- Stated goal: Repeat the data below exactly, dropping any pictures it holds.

- Exercise materials:
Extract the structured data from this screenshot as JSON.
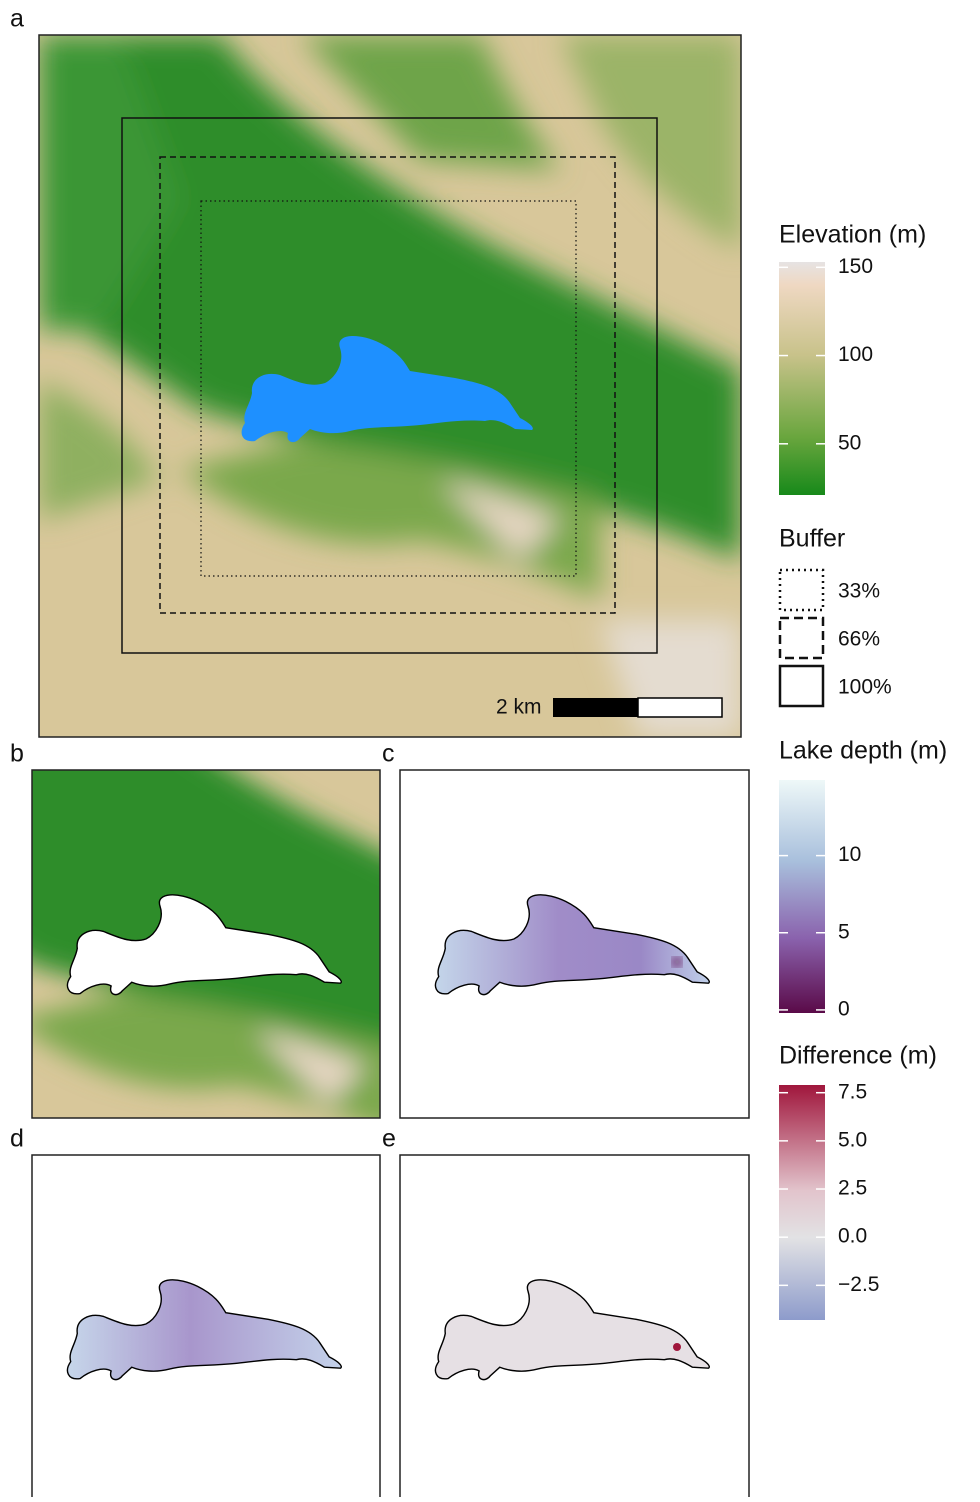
{
  "panel_labels": [
    "a",
    "b",
    "c",
    "d",
    "e"
  ],
  "scale_bar": {
    "label": "2 km"
  },
  "legends": {
    "elevation": {
      "title": "Elevation (m)",
      "lim": [
        21,
        153
      ],
      "ticks": [
        50,
        100,
        150
      ]
    },
    "buffer": {
      "title": "Buffer",
      "items": [
        "33%",
        "66%",
        "100%"
      ]
    },
    "lake_depth": {
      "title": "Lake depth (m)",
      "lim": [
        -0.2,
        14.9
      ],
      "ticks": [
        0,
        5,
        10
      ]
    },
    "difference": {
      "title": "Difference (m)",
      "lim": [
        -4.3,
        7.9
      ],
      "ticks": [
        7.5,
        {
          "value": 5,
          "label": "5.0"
        },
        2.5,
        {
          "value": 0,
          "label": "0.0"
        },
        {
          "value": -2.5,
          "label": "−2.5"
        }
      ]
    }
  }
}
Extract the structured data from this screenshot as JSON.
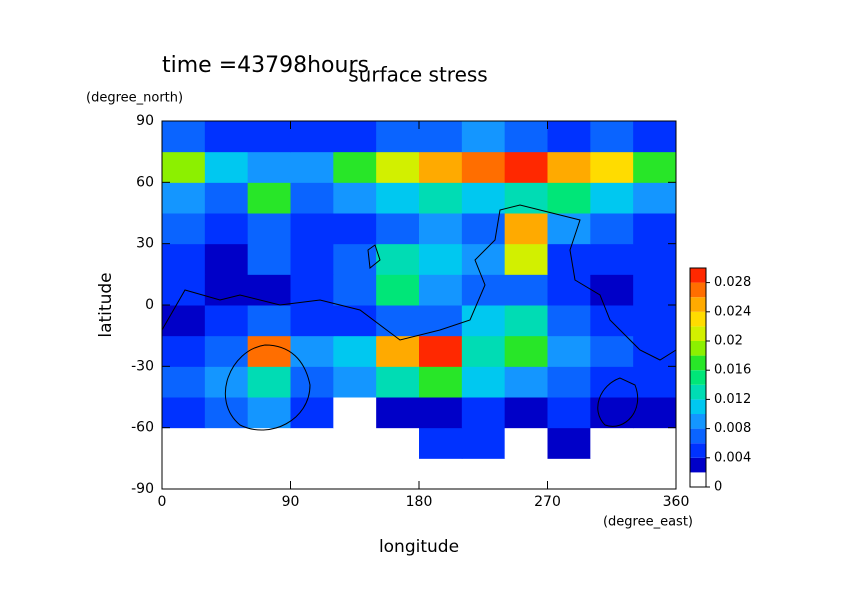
{
  "chart_data": {
    "type": "contour",
    "title": "surface stress",
    "subtitle": "time =43798hours",
    "x_label": "longitude",
    "x_unit": "(degree_east)",
    "y_label": "latitude",
    "y_unit": "(degree_north)",
    "x": [
      15,
      45,
      75,
      105,
      135,
      165,
      195,
      225,
      255,
      285,
      315,
      345
    ],
    "y": [
      -82.5,
      -67.5,
      -52.5,
      -37.5,
      -22.5,
      -7.5,
      7.5,
      22.5,
      37.5,
      52.5,
      67.5,
      82.5
    ],
    "values": [
      [
        0,
        0,
        0,
        0,
        0,
        0,
        0,
        0,
        0,
        0,
        0,
        0
      ],
      [
        0,
        0,
        0,
        0,
        0,
        0,
        0.004,
        0.004,
        0,
        0.003,
        0,
        0
      ],
      [
        0.004,
        0.006,
        0.008,
        0.004,
        0,
        0.003,
        0.003,
        0.004,
        0.003,
        0.005,
        0.003,
        0.003
      ],
      [
        0.006,
        0.008,
        0.012,
        0.006,
        0.008,
        0.012,
        0.016,
        0.01,
        0.008,
        0.006,
        0.005,
        0.004
      ],
      [
        0.005,
        0.006,
        0.026,
        0.008,
        0.01,
        0.024,
        0.03,
        0.012,
        0.016,
        0.008,
        0.006,
        0.004
      ],
      [
        0.003,
        0.004,
        0.006,
        0.005,
        0.004,
        0.006,
        0.006,
        0.01,
        0.012,
        0.006,
        0.004,
        0.005
      ],
      [
        0.004,
        0.003,
        0.002,
        0.005,
        0.006,
        0.014,
        0.008,
        0.006,
        0.006,
        0.005,
        0.003,
        0.004
      ],
      [
        0.004,
        0.003,
        0.006,
        0.004,
        0.006,
        0.012,
        0.01,
        0.008,
        0.02,
        0.005,
        0.004,
        0.004
      ],
      [
        0.006,
        0.005,
        0.006,
        0.004,
        0.005,
        0.006,
        0.008,
        0.006,
        0.024,
        0.008,
        0.006,
        0.004
      ],
      [
        0.008,
        0.006,
        0.016,
        0.006,
        0.008,
        0.01,
        0.012,
        0.01,
        0.012,
        0.014,
        0.01,
        0.008
      ],
      [
        0.018,
        0.01,
        0.008,
        0.008,
        0.016,
        0.02,
        0.024,
        0.026,
        0.03,
        0.024,
        0.022,
        0.016
      ],
      [
        0.006,
        0.004,
        0.005,
        0.004,
        0.005,
        0.006,
        0.006,
        0.008,
        0.006,
        0.004,
        0.006,
        0.005
      ]
    ],
    "levels": [
      0,
      0.002,
      0.004,
      0.006,
      0.008,
      0.01,
      0.012,
      0.014,
      0.016,
      0.018,
      0.02,
      0.022,
      0.024,
      0.026,
      0.028,
      0.03
    ],
    "colors": [
      "#ffffff",
      "#0000c8",
      "#0032ff",
      "#0a64ff",
      "#1496ff",
      "#00c8f0",
      "#00dcb4",
      "#00e678",
      "#28e628",
      "#8cf000",
      "#d2f000",
      "#ffdc00",
      "#ffaa00",
      "#ff6e00",
      "#ff2800"
    ],
    "colorbar_ticks": [
      0,
      0.004,
      0.008,
      0.012,
      0.016,
      0.02,
      0.024,
      0.028
    ],
    "xlim": [
      0,
      360
    ],
    "xticks": [
      0,
      90,
      180,
      270,
      360
    ],
    "ylim": [
      -90,
      90
    ],
    "yticks": [
      -90,
      -60,
      -30,
      0,
      30,
      60,
      90
    ]
  }
}
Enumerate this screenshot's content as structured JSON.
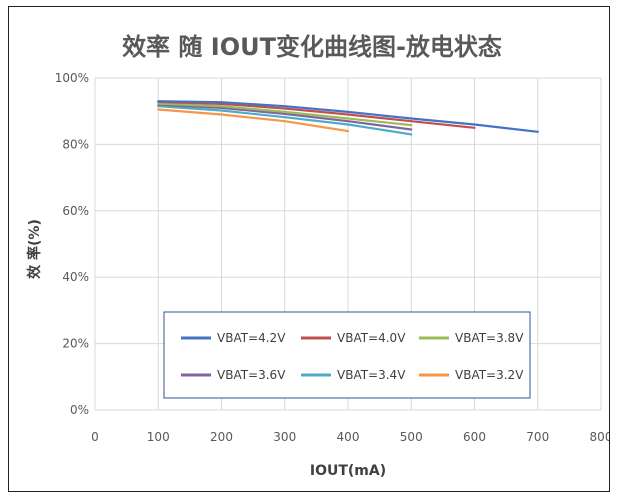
{
  "chart_data": {
    "type": "line",
    "title": "效率 随 IOUT变化曲线图-放电状态",
    "xlabel": "IOUT(mA)",
    "ylabel": "效 率(%)",
    "xlim": [
      0,
      800
    ],
    "ylim": [
      0,
      100
    ],
    "xticks": [
      0,
      100,
      200,
      300,
      400,
      500,
      600,
      700,
      800
    ],
    "yticks": [
      0,
      20,
      40,
      60,
      80,
      100
    ],
    "xtick_labels": [
      "0",
      "100",
      "200",
      "300",
      "400",
      "500",
      "600",
      "700",
      "800"
    ],
    "ytick_labels": [
      "0%",
      "20%",
      "40%",
      "60%",
      "80%",
      "100%"
    ],
    "grid": true,
    "legend_position": "bottom-center",
    "series": [
      {
        "name": "VBAT=4.2V",
        "color": "#4472C4",
        "x": [
          100,
          200,
          300,
          400,
          500,
          600,
          700
        ],
        "y": [
          93.0,
          92.7,
          91.5,
          89.8,
          87.8,
          86.0,
          83.8
        ]
      },
      {
        "name": "VBAT=4.0V",
        "color": "#C0504D",
        "x": [
          100,
          200,
          300,
          400,
          500,
          600
        ],
        "y": [
          92.8,
          92.2,
          90.8,
          89.0,
          87.0,
          85.0
        ]
      },
      {
        "name": "VBAT=3.8V",
        "color": "#9BBB59",
        "x": [
          100,
          200,
          300,
          400,
          500
        ],
        "y": [
          92.3,
          91.5,
          89.8,
          87.8,
          85.8
        ]
      },
      {
        "name": "VBAT=3.6V",
        "color": "#8064A2",
        "x": [
          100,
          200,
          300,
          400,
          500
        ],
        "y": [
          92.0,
          91.0,
          89.2,
          87.0,
          84.5
        ]
      },
      {
        "name": "VBAT=3.4V",
        "color": "#4BACC6",
        "x": [
          100,
          200,
          300,
          400,
          500
        ],
        "y": [
          91.5,
          90.2,
          88.2,
          86.0,
          83.0
        ]
      },
      {
        "name": "VBAT=3.2V",
        "color": "#F79646",
        "x": [
          100,
          200,
          300,
          400
        ],
        "y": [
          90.5,
          89.0,
          87.0,
          84.0
        ]
      }
    ]
  }
}
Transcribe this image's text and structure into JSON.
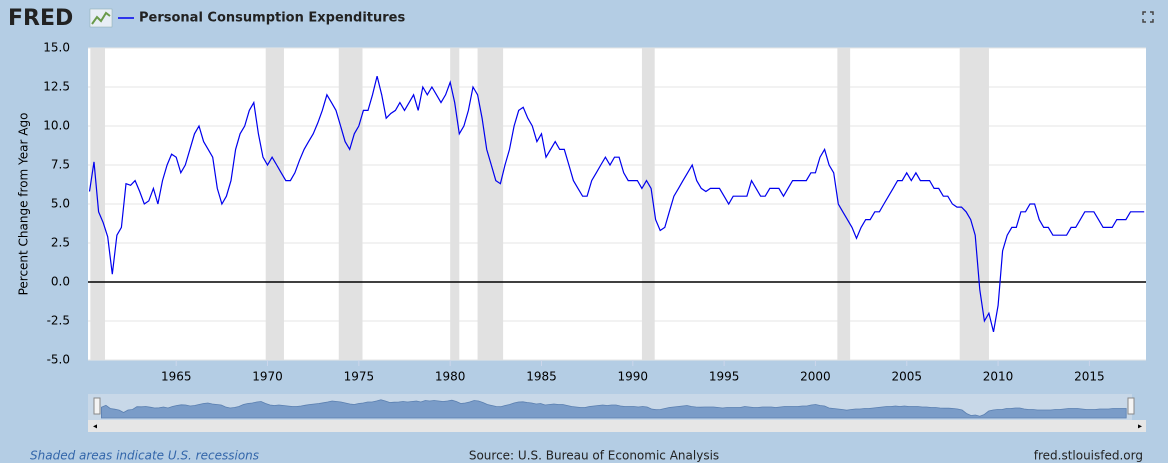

- The result:
Extract the structured data from this screenshot as JSON.
{
  "panel_labels": [
    "a",
    "b",
    "c",
    "d",
    "e"
  ],
  "scale_bar": {
    "label": "2 km"
  },
  "legends": {
    "elevation": {
      "title": "Elevation (m)",
      "lim": [
        21,
        153
      ],
      "ticks": [
        50,
        100,
        150
      ]
    },
    "buffer": {
      "title": "Buffer",
      "items": [
        "33%",
        "66%",
        "100%"
      ]
    },
    "lake_depth": {
      "title": "Lake depth (m)",
      "lim": [
        -0.2,
        14.9
      ],
      "ticks": [
        0,
        5,
        10
      ]
    },
    "difference": {
      "title": "Difference (m)",
      "lim": [
        -4.3,
        7.9
      ],
      "ticks": [
        7.5,
        {
          "value": 5,
          "label": "5.0"
        },
        2.5,
        {
          "value": 0,
          "label": "0.0"
        },
        {
          "value": -2.5,
          "label": "−2.5"
        }
      ]
    }
  }
}
Extract the structured data from this screenshot as JSON.
{
  "chart_data": {
    "type": "contour",
    "title": "surface stress",
    "subtitle": "time =43798hours",
    "x_label": "longitude",
    "x_unit": "(degree_east)",
    "y_label": "latitude",
    "y_unit": "(degree_north)",
    "x": [
      15,
      45,
      75,
      105,
      135,
      165,
      195,
      225,
      255,
      285,
      315,
      345
    ],
    "y": [
      -82.5,
      -67.5,
      -52.5,
      -37.5,
      -22.5,
      -7.5,
      7.5,
      22.5,
      37.5,
      52.5,
      67.5,
      82.5
    ],
    "values": [
      [
        0,
        0,
        0,
        0,
        0,
        0,
        0,
        0,
        0,
        0,
        0,
        0
      ],
      [
        0,
        0,
        0,
        0,
        0,
        0,
        0.004,
        0.004,
        0,
        0.003,
        0,
        0
      ],
      [
        0.004,
        0.006,
        0.008,
        0.004,
        0,
        0.003,
        0.003,
        0.004,
        0.003,
        0.005,
        0.003,
        0.003
      ],
      [
        0.006,
        0.008,
        0.012,
        0.006,
        0.008,
        0.012,
        0.016,
        0.01,
        0.008,
        0.006,
        0.005,
        0.004
      ],
      [
        0.005,
        0.006,
        0.026,
        0.008,
        0.01,
        0.024,
        0.03,
        0.012,
        0.016,
        0.008,
        0.006,
        0.004
      ],
      [
        0.003,
        0.004,
        0.006,
        0.005,
        0.004,
        0.006,
        0.006,
        0.01,
        0.012,
        0.006,
        0.004,
        0.005
      ],
      [
        0.004,
        0.003,
        0.002,
        0.005,
        0.006,
        0.014,
        0.008,
        0.006,
        0.006,
        0.005,
        0.003,
        0.004
      ],
      [
        0.004,
        0.003,
        0.006,
        0.004,
        0.006,
        0.012,
        0.01,
        0.008,
        0.02,
        0.005,
        0.004,
        0.004
      ],
      [
        0.006,
        0.005,
        0.006,
        0.004,
        0.005,
        0.006,
        0.008,
        0.006,
        0.024,
        0.008,
        0.006,
        0.004
      ],
      [
        0.008,
        0.006,
        0.016,
        0.006,
        0.008,
        0.01,
        0.012,
        0.01,
        0.012,
        0.014,
        0.01,
        0.008
      ],
      [
        0.018,
        0.01,
        0.008,
        0.008,
        0.016,
        0.02,
        0.024,
        0.026,
        0.03,
        0.024,
        0.022,
        0.016
      ],
      [
        0.006,
        0.004,
        0.005,
        0.004,
        0.005,
        0.006,
        0.006,
        0.008,
        0.006,
        0.004,
        0.006,
        0.005
      ]
    ],
    "levels": [
      0,
      0.002,
      0.004,
      0.006,
      0.008,
      0.01,
      0.012,
      0.014,
      0.016,
      0.018,
      0.02,
      0.022,
      0.024,
      0.026,
      0.028,
      0.03
    ],
    "colors": [
      "#ffffff",
      "#0000c8",
      "#0032ff",
      "#0a64ff",
      "#1496ff",
      "#00c8f0",
      "#00dcb4",
      "#00e678",
      "#28e628",
      "#8cf000",
      "#d2f000",
      "#ffdc00",
      "#ffaa00",
      "#ff6e00",
      "#ff2800"
    ],
    "colorbar_ticks": [
      0,
      0.004,
      0.008,
      0.012,
      0.016,
      0.02,
      0.024,
      0.028
    ],
    "xlim": [
      0,
      360
    ],
    "xticks": [
      0,
      90,
      180,
      270,
      360
    ],
    "ylim": [
      -90,
      90
    ],
    "yticks": [
      -90,
      -60,
      -30,
      0,
      30,
      60,
      90
    ]
  }
}
Enumerate this screenshot's content as structured JSON.
{
  "chart_data": {
    "type": "line",
    "title": "效率 随 IOUT变化曲线图-放电状态",
    "xlabel": "IOUT(mA)",
    "ylabel": "效 率(%)",
    "xlim": [
      0,
      800
    ],
    "ylim": [
      0,
      100
    ],
    "xticks": [
      0,
      100,
      200,
      300,
      400,
      500,
      600,
      700,
      800
    ],
    "yticks": [
      0,
      20,
      40,
      60,
      80,
      100
    ],
    "xtick_labels": [
      "0",
      "100",
      "200",
      "300",
      "400",
      "500",
      "600",
      "700",
      "800"
    ],
    "ytick_labels": [
      "0%",
      "20%",
      "40%",
      "60%",
      "80%",
      "100%"
    ],
    "grid": true,
    "legend_position": "bottom-center",
    "series": [
      {
        "name": "VBAT=4.2V",
        "color": "#4472C4",
        "x": [
          100,
          200,
          300,
          400,
          500,
          600,
          700
        ],
        "y": [
          93.0,
          92.7,
          91.5,
          89.8,
          87.8,
          86.0,
          83.8
        ]
      },
      {
        "name": "VBAT=4.0V",
        "color": "#C0504D",
        "x": [
          100,
          200,
          300,
          400,
          500,
          600
        ],
        "y": [
          92.8,
          92.2,
          90.8,
          89.0,
          87.0,
          85.0
        ]
      },
      {
        "name": "VBAT=3.8V",
        "color": "#9BBB59",
        "x": [
          100,
          200,
          300,
          400,
          500
        ],
        "y": [
          92.3,
          91.5,
          89.8,
          87.8,
          85.8
        ]
      },
      {
        "name": "VBAT=3.6V",
        "color": "#8064A2",
        "x": [
          100,
          200,
          300,
          400,
          500
        ],
        "y": [
          92.0,
          91.0,
          89.2,
          87.0,
          84.5
        ]
      },
      {
        "name": "VBAT=3.4V",
        "color": "#4BACC6",
        "x": [
          100,
          200,
          300,
          400,
          500
        ],
        "y": [
          91.5,
          90.2,
          88.2,
          86.0,
          83.0
        ]
      },
      {
        "name": "VBAT=3.2V",
        "color": "#F79646",
        "x": [
          100,
          200,
          300,
          400
        ],
        "y": [
          90.5,
          89.0,
          87.0,
          84.0
        ]
      }
    ]
  }
}
Transcribe this image's text and structure into JSON.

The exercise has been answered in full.